■ **EXERCISE BRIEF**
Report the number of lines in the entries below that include the word "products", and nothing else.
++++ LISTED ENTRIES ++++
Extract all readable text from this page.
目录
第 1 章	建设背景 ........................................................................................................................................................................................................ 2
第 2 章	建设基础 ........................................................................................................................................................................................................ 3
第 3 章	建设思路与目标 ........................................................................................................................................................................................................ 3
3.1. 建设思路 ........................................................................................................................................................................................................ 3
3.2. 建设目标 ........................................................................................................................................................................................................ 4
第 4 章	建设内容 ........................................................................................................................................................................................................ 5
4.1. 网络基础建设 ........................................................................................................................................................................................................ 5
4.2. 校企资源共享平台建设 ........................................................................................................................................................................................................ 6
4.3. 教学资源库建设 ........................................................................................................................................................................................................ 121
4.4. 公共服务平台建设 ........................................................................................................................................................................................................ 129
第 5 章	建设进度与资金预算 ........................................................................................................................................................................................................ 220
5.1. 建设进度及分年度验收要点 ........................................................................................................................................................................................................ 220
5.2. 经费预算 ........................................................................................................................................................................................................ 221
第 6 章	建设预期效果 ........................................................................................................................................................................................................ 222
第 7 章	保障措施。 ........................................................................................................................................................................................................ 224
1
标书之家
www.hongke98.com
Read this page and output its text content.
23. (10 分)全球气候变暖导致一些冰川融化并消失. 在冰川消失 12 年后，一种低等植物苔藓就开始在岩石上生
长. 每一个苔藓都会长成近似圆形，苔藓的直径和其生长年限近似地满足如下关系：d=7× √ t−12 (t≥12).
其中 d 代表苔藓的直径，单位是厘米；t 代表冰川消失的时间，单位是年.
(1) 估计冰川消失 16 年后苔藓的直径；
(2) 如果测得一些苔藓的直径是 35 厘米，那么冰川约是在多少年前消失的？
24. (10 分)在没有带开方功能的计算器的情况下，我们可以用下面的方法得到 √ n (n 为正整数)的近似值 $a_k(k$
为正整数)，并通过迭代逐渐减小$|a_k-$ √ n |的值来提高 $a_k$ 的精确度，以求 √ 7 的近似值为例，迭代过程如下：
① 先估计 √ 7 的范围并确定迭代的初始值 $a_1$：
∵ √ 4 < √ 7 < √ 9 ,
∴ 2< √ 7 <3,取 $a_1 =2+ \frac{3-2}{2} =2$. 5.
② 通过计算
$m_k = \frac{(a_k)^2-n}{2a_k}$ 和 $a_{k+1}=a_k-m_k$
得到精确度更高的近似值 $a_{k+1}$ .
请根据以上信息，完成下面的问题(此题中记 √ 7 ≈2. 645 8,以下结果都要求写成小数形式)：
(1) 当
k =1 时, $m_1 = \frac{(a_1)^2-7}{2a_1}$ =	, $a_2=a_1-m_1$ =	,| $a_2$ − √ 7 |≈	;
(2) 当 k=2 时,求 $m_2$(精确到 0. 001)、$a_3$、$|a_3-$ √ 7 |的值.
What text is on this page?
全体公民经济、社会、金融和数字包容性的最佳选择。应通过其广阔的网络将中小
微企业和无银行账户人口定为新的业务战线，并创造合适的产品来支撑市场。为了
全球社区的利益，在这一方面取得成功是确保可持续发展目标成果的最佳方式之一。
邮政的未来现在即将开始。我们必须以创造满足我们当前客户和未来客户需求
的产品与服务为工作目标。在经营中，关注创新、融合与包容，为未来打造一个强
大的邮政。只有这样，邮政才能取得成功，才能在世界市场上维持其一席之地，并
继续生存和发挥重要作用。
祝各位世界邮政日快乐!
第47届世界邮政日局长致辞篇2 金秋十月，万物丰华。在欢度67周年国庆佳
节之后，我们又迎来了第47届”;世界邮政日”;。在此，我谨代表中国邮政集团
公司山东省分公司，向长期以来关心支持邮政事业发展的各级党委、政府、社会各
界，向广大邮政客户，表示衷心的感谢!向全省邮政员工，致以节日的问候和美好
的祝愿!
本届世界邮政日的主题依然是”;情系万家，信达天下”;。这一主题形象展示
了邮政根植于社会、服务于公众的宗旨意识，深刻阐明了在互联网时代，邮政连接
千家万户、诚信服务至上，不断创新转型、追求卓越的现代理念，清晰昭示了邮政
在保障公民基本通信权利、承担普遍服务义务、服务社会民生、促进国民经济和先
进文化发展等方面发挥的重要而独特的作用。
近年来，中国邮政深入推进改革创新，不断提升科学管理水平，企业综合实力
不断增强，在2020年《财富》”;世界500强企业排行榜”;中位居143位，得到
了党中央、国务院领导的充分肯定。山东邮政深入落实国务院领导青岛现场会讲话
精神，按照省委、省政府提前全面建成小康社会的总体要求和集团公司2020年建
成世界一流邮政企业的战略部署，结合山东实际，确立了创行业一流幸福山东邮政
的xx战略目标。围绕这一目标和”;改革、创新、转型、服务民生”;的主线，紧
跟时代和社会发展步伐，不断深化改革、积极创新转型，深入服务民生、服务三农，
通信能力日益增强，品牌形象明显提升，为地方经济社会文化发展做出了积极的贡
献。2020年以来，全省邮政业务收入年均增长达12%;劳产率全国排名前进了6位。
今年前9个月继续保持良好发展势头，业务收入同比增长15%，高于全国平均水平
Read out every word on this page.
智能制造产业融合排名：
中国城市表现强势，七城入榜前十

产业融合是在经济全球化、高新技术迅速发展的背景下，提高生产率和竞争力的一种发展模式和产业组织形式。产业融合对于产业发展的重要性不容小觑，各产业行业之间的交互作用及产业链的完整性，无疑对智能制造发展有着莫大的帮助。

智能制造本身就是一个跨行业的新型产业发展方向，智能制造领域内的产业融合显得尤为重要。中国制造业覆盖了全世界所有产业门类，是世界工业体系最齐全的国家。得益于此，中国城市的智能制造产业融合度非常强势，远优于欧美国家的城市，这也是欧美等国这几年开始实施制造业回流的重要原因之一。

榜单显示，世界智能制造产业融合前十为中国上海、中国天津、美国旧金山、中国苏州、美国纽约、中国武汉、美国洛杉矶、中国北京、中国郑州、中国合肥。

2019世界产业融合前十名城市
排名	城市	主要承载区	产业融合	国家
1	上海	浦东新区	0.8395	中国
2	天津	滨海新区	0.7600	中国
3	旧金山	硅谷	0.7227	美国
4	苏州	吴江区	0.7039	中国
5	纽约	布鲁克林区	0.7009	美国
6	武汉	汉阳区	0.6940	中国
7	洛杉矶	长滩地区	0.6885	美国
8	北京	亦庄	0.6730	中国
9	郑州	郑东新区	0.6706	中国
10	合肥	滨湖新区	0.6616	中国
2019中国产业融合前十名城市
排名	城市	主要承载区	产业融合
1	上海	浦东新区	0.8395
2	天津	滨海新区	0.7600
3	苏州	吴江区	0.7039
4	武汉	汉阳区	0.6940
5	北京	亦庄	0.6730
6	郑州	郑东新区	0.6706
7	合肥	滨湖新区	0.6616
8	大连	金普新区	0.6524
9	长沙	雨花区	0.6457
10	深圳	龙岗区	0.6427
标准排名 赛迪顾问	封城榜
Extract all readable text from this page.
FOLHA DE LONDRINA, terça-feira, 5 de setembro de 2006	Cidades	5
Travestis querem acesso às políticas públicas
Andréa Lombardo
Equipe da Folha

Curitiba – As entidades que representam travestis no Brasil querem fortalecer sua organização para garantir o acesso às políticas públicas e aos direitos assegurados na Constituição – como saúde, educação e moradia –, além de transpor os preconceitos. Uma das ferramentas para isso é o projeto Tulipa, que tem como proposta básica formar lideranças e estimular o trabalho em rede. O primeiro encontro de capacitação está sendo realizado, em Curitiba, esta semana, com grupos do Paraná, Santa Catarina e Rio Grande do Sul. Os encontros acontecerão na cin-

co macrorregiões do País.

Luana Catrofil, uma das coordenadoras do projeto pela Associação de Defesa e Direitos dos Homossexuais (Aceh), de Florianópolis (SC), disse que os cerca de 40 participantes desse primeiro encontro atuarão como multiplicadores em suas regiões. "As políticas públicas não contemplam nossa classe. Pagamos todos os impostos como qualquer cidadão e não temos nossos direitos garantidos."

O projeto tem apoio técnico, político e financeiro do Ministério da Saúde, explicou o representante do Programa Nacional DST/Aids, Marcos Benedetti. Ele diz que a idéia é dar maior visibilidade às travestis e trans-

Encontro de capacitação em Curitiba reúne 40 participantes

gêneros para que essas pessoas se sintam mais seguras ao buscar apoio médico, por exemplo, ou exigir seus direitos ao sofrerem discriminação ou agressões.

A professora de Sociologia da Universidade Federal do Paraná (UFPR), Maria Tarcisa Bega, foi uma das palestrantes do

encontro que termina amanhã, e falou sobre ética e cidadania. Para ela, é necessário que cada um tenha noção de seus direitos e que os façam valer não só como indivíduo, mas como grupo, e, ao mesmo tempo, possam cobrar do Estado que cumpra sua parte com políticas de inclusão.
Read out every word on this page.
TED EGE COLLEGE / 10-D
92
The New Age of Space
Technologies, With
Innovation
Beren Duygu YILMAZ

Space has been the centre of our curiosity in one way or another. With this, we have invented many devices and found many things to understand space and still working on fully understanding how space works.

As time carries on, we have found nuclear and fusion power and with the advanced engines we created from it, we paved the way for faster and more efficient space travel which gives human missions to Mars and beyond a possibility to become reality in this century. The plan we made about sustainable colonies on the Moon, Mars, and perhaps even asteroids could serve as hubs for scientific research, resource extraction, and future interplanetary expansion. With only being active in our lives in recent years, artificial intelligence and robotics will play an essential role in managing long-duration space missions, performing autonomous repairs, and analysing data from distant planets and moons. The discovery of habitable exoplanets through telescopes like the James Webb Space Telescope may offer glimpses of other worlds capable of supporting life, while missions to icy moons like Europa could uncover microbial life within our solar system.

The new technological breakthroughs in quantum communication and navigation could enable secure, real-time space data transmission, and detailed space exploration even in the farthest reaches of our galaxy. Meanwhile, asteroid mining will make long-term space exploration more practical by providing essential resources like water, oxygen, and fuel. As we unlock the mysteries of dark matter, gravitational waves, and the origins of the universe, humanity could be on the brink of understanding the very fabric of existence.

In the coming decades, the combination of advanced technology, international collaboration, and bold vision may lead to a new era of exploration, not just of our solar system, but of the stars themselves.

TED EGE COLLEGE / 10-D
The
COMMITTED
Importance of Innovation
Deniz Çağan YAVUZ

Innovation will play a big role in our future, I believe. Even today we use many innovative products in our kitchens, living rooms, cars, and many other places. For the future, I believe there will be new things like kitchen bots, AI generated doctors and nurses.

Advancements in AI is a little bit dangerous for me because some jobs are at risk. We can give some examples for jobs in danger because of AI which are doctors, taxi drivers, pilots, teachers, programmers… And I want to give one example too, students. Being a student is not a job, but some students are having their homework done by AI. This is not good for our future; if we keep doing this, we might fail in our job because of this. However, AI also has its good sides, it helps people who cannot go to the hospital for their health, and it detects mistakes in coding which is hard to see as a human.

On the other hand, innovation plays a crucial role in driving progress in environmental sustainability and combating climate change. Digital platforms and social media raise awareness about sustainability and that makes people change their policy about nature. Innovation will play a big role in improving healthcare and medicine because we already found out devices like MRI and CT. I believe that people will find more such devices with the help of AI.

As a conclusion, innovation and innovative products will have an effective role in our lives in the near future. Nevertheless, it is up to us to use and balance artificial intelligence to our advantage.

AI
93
++++
■ **TASK OUTPUT**
2